#### YOUR OBJECTIVE:
Filter the records below and copy every line containing the word "this".

#### RAW RECORDS:
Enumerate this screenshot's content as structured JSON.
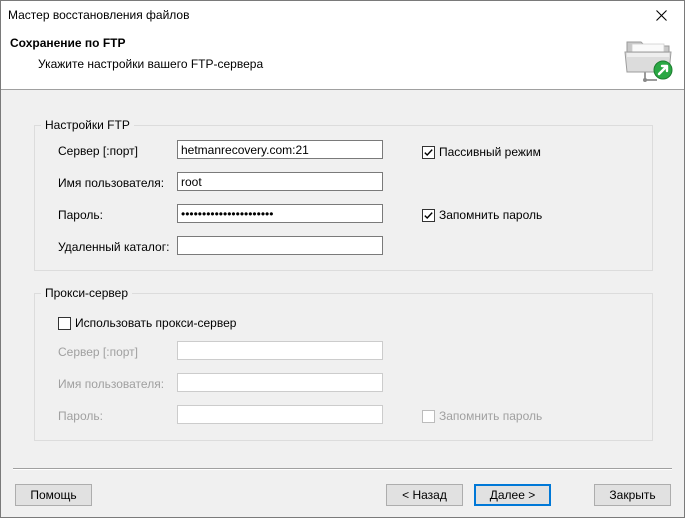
{
  "window": {
    "title": "Мастер восстановления файлов"
  },
  "header": {
    "title": "Сохранение по FTP",
    "subtitle": "Укажите настройки вашего FTP-сервера",
    "icon": "ftp-folder-icon"
  },
  "ftp": {
    "legend": "Настройки FTP",
    "server_label": "Сервер [:порт]",
    "server_value": "hetmanrecovery.com:21",
    "user_label": "Имя пользователя:",
    "user_value": "root",
    "password_label": "Пароль:",
    "password_value": "••••••••••••••••••••••",
    "remote_dir_label": "Удаленный каталог:",
    "remote_dir_value": "",
    "passive_label": "Пассивный режим",
    "passive_checked": true,
    "remember_label": "Запомнить пароль",
    "remember_checked": true
  },
  "proxy": {
    "legend": "Прокси-сервер",
    "use_proxy_label": "Использовать прокси-сервер",
    "use_proxy_checked": false,
    "server_label": "Сервер [:порт]",
    "server_value": "",
    "user_label": "Имя пользователя:",
    "user_value": "",
    "password_label": "Пароль:",
    "password_value": "",
    "remember_label": "Запомнить пароль",
    "remember_checked": false
  },
  "buttons": {
    "help": "Помощь",
    "back": "< Назад",
    "next": "Далее >",
    "close": "Закрыть"
  }
}
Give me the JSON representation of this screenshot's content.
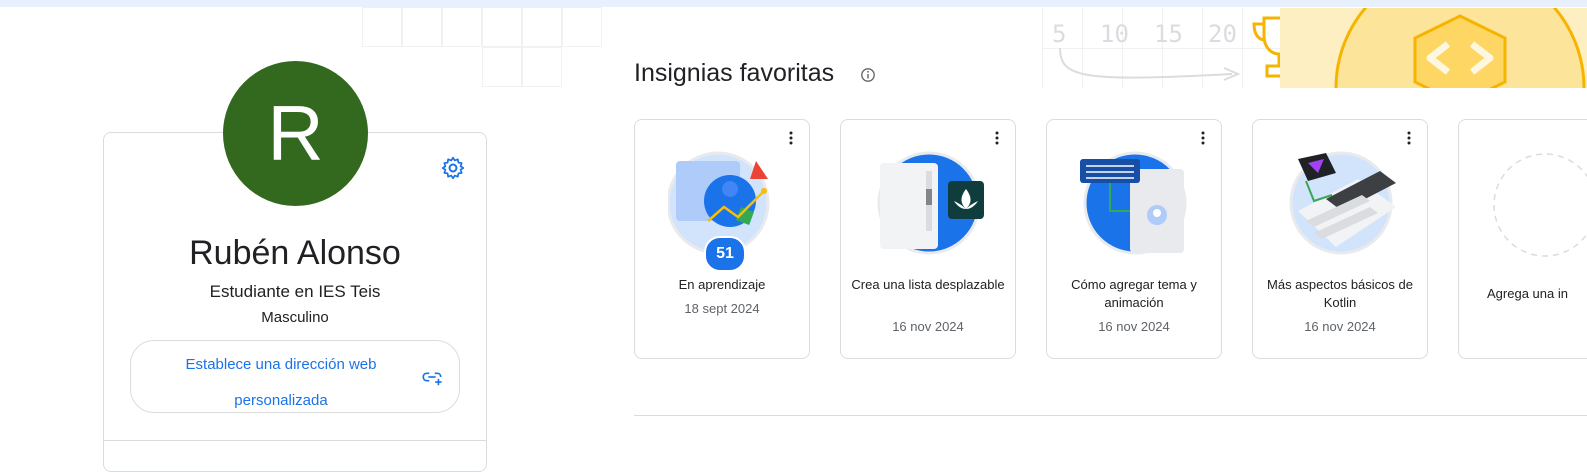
{
  "profile": {
    "initial": "R",
    "name": "Rubén Alonso",
    "subtitle": "Estudiante en IES Teis",
    "gender": "Masculino",
    "custom_url_label": "Establece una dirección web personalizada",
    "avatar_color": "#33691e"
  },
  "badges": {
    "title": "Insignias favoritas",
    "items": [
      {
        "title": "En aprendizaje",
        "date": "18 sept 2024",
        "count": "51"
      },
      {
        "title": "Crea una lista desplazable",
        "date": "16 nov 2024"
      },
      {
        "title": "Cómo agregar tema y animación",
        "date": "16 nov 2024"
      },
      {
        "title": "Más aspectos básicos de Kotlin",
        "date": "16 nov 2024"
      },
      {
        "title": "Agrega una in"
      }
    ]
  },
  "decor": {
    "numbers": [
      "5",
      "10",
      "15",
      "20"
    ]
  },
  "colors": {
    "accent": "#1a73e8",
    "border": "#dadce0",
    "banner": "#fdefc2"
  }
}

#### FINISHED ANSWER:
Enumerate this screenshot's content as structured JSON.
Give me the JSON representation of this screenshot's content.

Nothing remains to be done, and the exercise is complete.